Problem requirements - Show each line from the listing that includes the word "problema".

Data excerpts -

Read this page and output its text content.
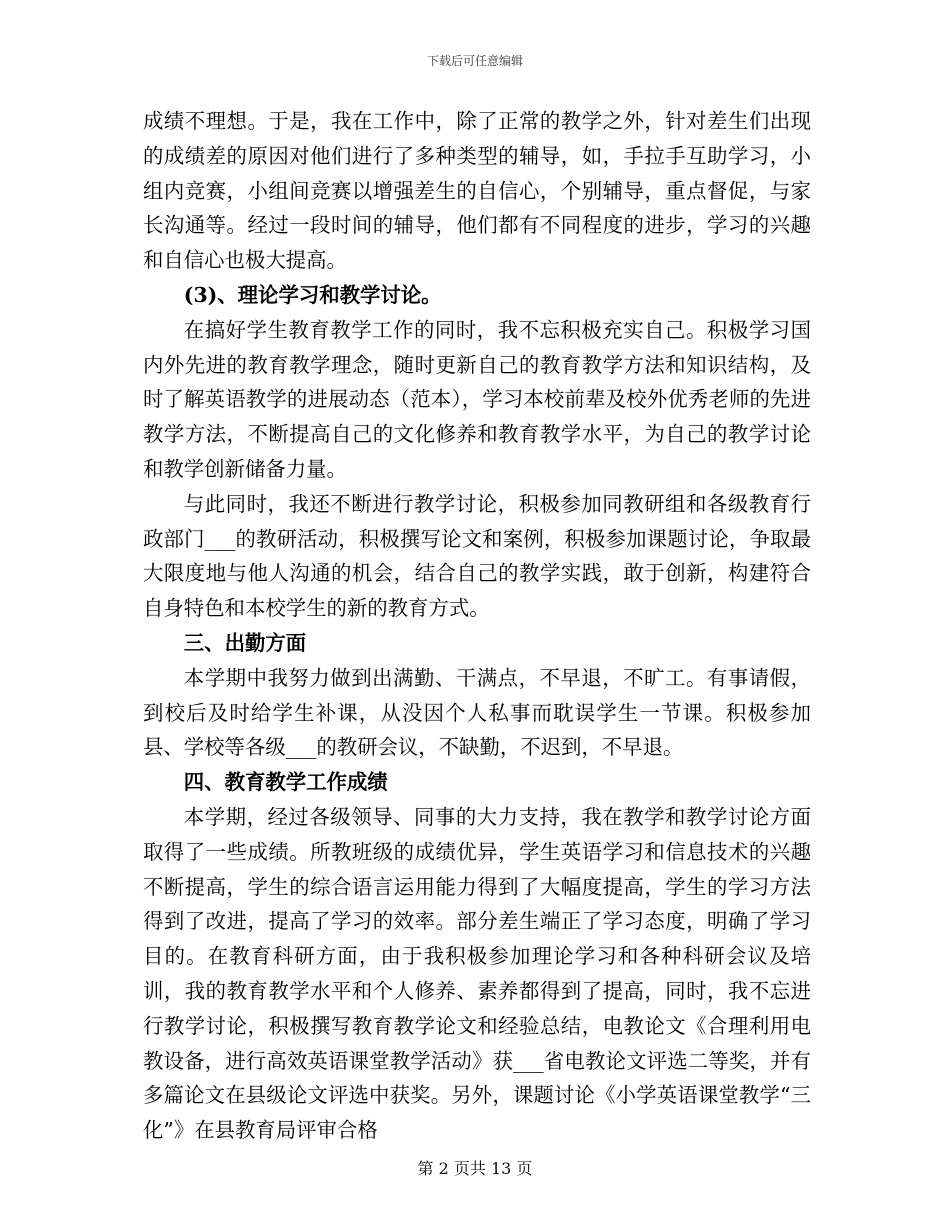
下载后可任意编辑

成绩不理想。于是，我在工作中，除了正常的教学之外，针对差生们出现的成绩差的原因对他们进行了多种类型的辅导，如，手拉手互助学习，小组内竞赛，小组间竞赛以增强差生的自信心，个别辅导，重点督促，与家长沟通等。经过一段时间的辅导，他们都有不同程度的进步，学习的兴趣和自信心也极大提高。

(3)、理论学习和教学讨论。

在搞好学生教育教学工作的同时，我不忘积极充实自己。积极学习国内外先进的教育教学理念，随时更新自己的教育教学方法和知识结构，及时了解英语教学的进展动态（范本），学习本校前辈及校外优秀老师的先进教学方法，不断提高自己的文化修养和教育教学水平，为自己的教学讨论和教学创新储备力量。

与此同时，我还不断进行教学讨论，积极参加同教研组和各级教育行政部门___的教研活动，积极撰写论文和案例，积极参加课题讨论，争取最大限度地与他人沟通的机会，结合自己的教学实践，敢于创新，构建符合自身特色和本校学生的新的教育方式。

三、出勤方面

本学期中我努力做到出满勤、干满点，不早退，不旷工。有事请假，到校后及时给学生补课，从没因个人私事而耽误学生一节课。积极参加县、学校等各级___的教研会议，不缺勤，不迟到，不早退。

四、教育教学工作成绩

本学期，经过各级领导、同事的大力支持，我在教学和教学讨论方面取得了一些成绩。所教班级的成绩优异，学生英语学习和信息技术的兴趣不断提高，学生的综合语言运用能力得到了大幅度提高，学生的学习方法得到了改进，提高了学习的效率。部分差生端正了学习态度，明确了学习目的。在教育科研方面，由于我积极参加理论学习和各种科研会议及培训，我的教育教学水平和个人修养、素养都得到了提高，同时，我不忘进行教学讨论，积极撰写教育教学论文和经验总结，电教论文《合理利用电教设备，进行高效英语课堂教学活动》获___省电教论文评选二等奖，并有多篇论文在县级论文评选中获奖。另外，课题讨论《小学英语课堂教学“三化”》在县教育局评审合格

第 2 页共 13 页
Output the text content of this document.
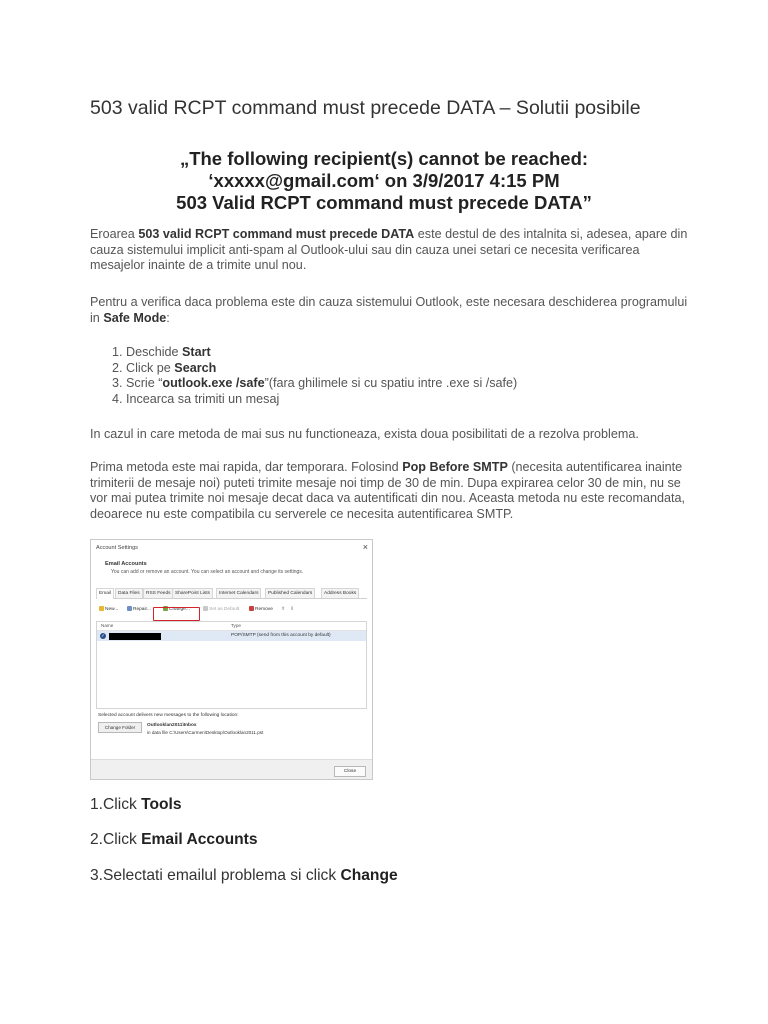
503 valid RCPT command must precede DATA – Solutii posibile
„The following recipient(s) cannot be reached:
‘xxxxx@gmail.com‘ on 3/9/2017 4:15 PM
503 Valid RCPT command must precede DATA”
Eroarea 503 valid RCPT command must precede DATA este destul de des intalnita si, adesea, apare din cauza sistemului implicit anti-spam al Outlook-ului sau din cauza unei setari ce necesita verificarea mesajelor inainte de a trimite unul nou.
Pentru a verifica daca problema este din cauza sistemului Outlook, este necesara deschiderea programului in Safe Mode:
1. Deschide Start
2. Click pe Search
3. Scrie “outlook.exe /safe”(fara ghilimele si cu spatiu intre .exe si /safe)
4. Incearca sa trimiti un mesaj
In cazul in care metoda de mai sus nu functioneaza, exista doua posibilitati de a rezolva problema.
Prima metoda este mai rapida, dar temporara. Folosind Pop Before SMTP (necesita autentificarea inainte trimiterii de mesaje noi) puteti trimite mesaje noi timp de 30 de min. Dupa expirarea celor 30 de min, nu se vor mai putea trimite noi mesaje decat daca va autentificati din nou. Aceasta metoda nu este recomandata, deoarece nu este compatibila cu serverele ce necesita autentificarea SMTP.
Account Settings	×
Email Accounts
You can add or remove an account. You can select an account and change its settings.
Email	Data Files	RSS Feeds SharePoint Lists	Internet Calendars	Published Calendars	Address Books
New...	Repair...	Change...	Set as Default	Remove ⬆ ⬇
Name	Type
✓	POP/SMTP (send from this account by default)
Selected account delivers new messages to the following location:
Change Folder	Outlooklan2011\Inbox
in data file C:\Users\Carmen\Desktop\Outlooklan2011.pst
Close
1.Click Tools
2.Click Email Accounts
3.Selectati emailul problema si click Change
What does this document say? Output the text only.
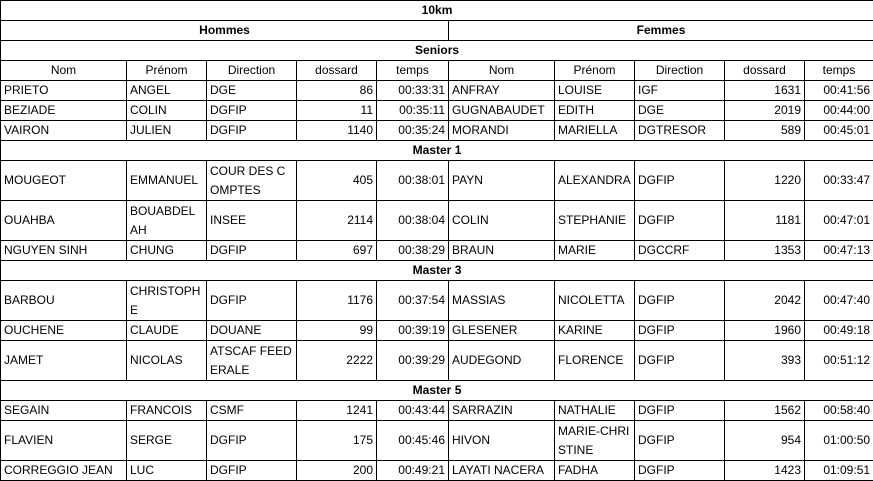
10km									
Hommes					Femmes				
Seniors									
Nom	Prénom	Direction	dossard	temps	Nom	Prénom	Direction	dossard	temps
PRIETO	ANGEL	DGE	86	00:33:31	ANFRAY	LOUISE	IGF	1631	00:41:56
BEZIADE	COLIN	DGFIP	11	00:35:11	GUGNABAUDET	EDITH	DGE	2019	00:44:00
VAIRON	JULIEN	DGFIP	1140	00:35:24	MORANDI	MARIELLA	DGTRESOR	589	00:45:01
Master 1									
MOUGEOT	EMMANUEL	COUR DES COMPTES	405	00:38:01	PAYN	ALEXANDRA	DGFIP	1220	00:33:47
OUAHBA	BOUABDELAH	INSEE	2114	00:38:04	COLIN	STEPHANIE	DGFIP	1181	00:47:01
NGUYEN SINH	CHUNG	DGFIP	697	00:38:29	BRAUN	MARIE	DGCCRF	1353	00:47:13
Master 3									
BARBOU	CHRISTOPHE	DGFIP	1176	00:37:54	MASSIAS	NICOLETTA	DGFIP	2042	00:47:40
OUCHENE	CLAUDE	DOUANE	99	00:39:19	GLESENER	KARINE	DGFIP	1960	00:49:18
JAMET	NICOLAS	ATSCAF FEEDERALE	2222	00:39:29	AUDEGOND	FLORENCE	DGFIP	393	00:51:12
Master 5									
SEGAIN	FRANCOIS	CSMF	1241	00:43:44	SARRAZIN	NATHALIE	DGFIP	1562	00:58:40
FLAVIEN	SERGE	DGFIP	175	00:45:46	HIVON	MARIE-CHRISTINE	DGFIP	954	01:00:50
CORREGGIO JEAN	LUC	DGFIP	200	00:49:21	LAYATI NACERA	FADHA	DGFIP	1423	01:09:51
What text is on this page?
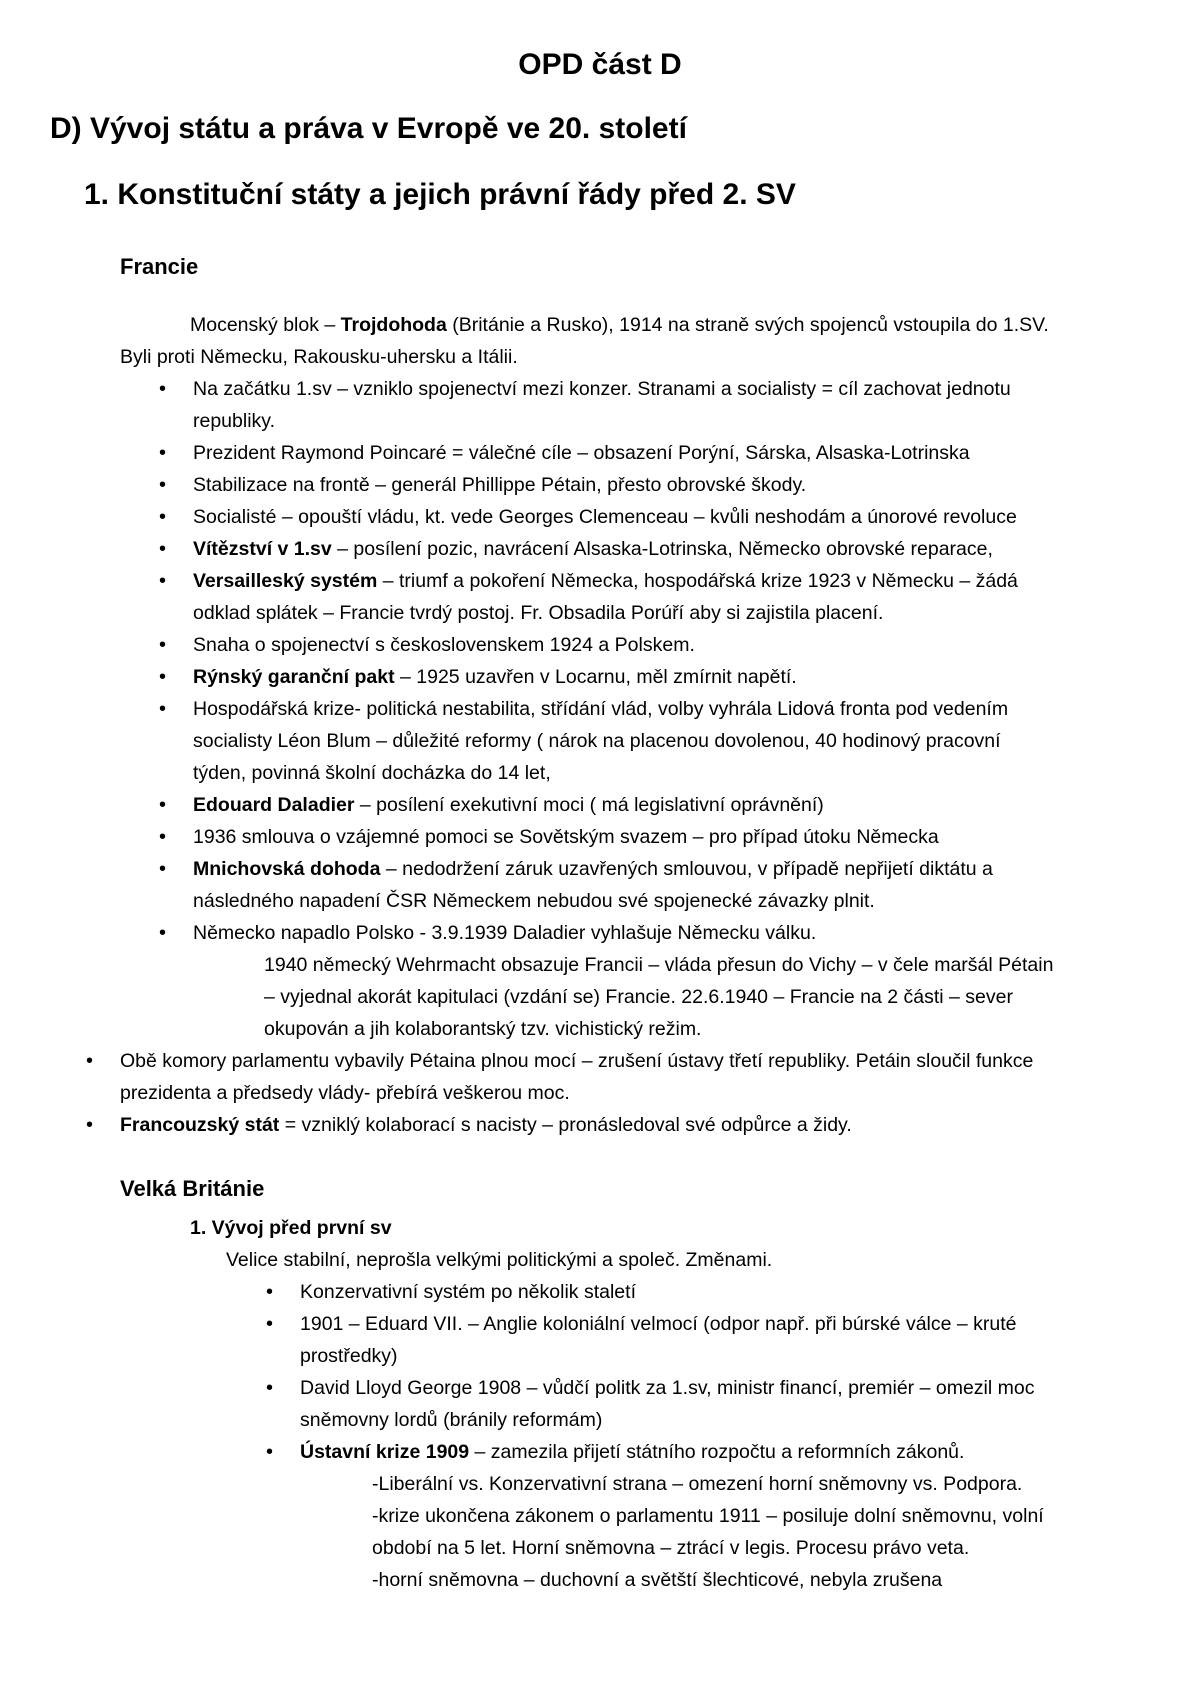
OPD část D
D) Vývoj státu a práva v Evropě ve 20. století
1. Konstituční státy a jejich právní řády před 2. SV
Francie
Mocenský blok – Trojdohoda (Británie a Rusko), 1914 na straně svých spojenců vstoupila do 1.SV.
Byli proti Německu, Rakousku-uhersku a Itálii.
• Na začátku 1.sv – vzniklo spojenectví mezi konzer. Stranami a socialisty = cíl zachovat jednotu
republiky.
• Prezident Raymond Poincaré = válečné cíle – obsazení Porýní, Sárska, Alsaska-Lotrinska
• Stabilizace na frontě – generál Phillippe Pétain, přesto obrovské škody.
• Socialisté – opouští vládu, kt. vede Georges Clemenceau – kvůli neshodám a únorové revoluce
• Vítězství v 1.sv – posílení pozic, navrácení Alsaska-Lotrinska, Německo obrovské reparace,
• Versailleský systém – triumf a pokoření Německa, hospodářská krize 1923 v Německu – žádá
odklad splátek – Francie tvrdý postoj. Fr. Obsadila Porúří aby si zajistila placení.
• Snaha o spojenectví s československem 1924 a Polskem.
• Rýnský garanční pakt – 1925 uzavřen v Locarnu, měl zmírnit napětí.
• Hospodářská krize- politická nestabilita, střídání vlád, volby vyhrála Lidová fronta pod vedením
socialisty Léon Blum – důležité reformy ( nárok na placenou dovolenou, 40 hodinový pracovní
týden, povinná školní docházka do 14 let,
• Edouard Daladier – posílení exekutivní moci ( má legislativní oprávnění)
• 1936 smlouva o vzájemné pomoci se Sovětským svazem – pro případ útoku Německa
• Mnichovská dohoda – nedodržení záruk uzavřených smlouvou, v případě nepřijetí diktátu a
následného napadení ČSR Německem nebudou své spojenecké závazky plnit.
• Německo napadlo Polsko - 3.9.1939 Daladier vyhlašuje Německu válku.
1940 německý Wehrmacht obsazuje Francii – vláda přesun do Vichy – v čele maršál Pétain
– vyjednal akorát kapitulaci (vzdání se) Francie. 22.6.1940 – Francie na 2 části – sever
okupován a jih kolaborantský tzv. vichistický režim.
• Obě komory parlamentu vybavily Pétaina plnou mocí – zrušení ústavy třetí republiky. Petáin sloučil funkce
prezidenta a předsedy vlády- přebírá veškerou moc.
• Francouzský stát = vzniklý kolaborací s nacisty – pronásledoval své odpůrce a židy.
Velká Británie
1. Vývoj před první sv
Velice stabilní, neprošla velkými politickými a společ. Změnami.
• Konzervativní systém po několik staletí
• 1901 – Eduard VII. – Anglie koloniální velmocí (odpor např. při búrské válce – kruté
prostředky)
• David Lloyd George 1908 – vůdčí politk za 1.sv, ministr financí, premiér – omezil moc
sněmovny lordů (bránily reformám)
• Ústavní krize 1909 – zamezila přijetí státního rozpočtu a reformních zákonů.
-Liberální vs. Konzervativní strana – omezení horní sněmovny vs. Podpora.
-krize ukončena zákonem o parlamentu 1911 – posiluje dolní sněmovnu, volní
období na 5 let. Horní sněmovna – ztrácí v legis. Procesu právo veta.
-horní sněmovna – duchovní a světští šlechticové, nebyla zrušena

Written solution -
Pentru a verifica daca problema este din cauza sistemului Outlook, este necesara deschiderea programului in Safe Mode:
In cazul in care metoda de mai sus nu functioneaza, exista doua posibilitati de a rezolva problema.
3.Selectati emailul problema si click Change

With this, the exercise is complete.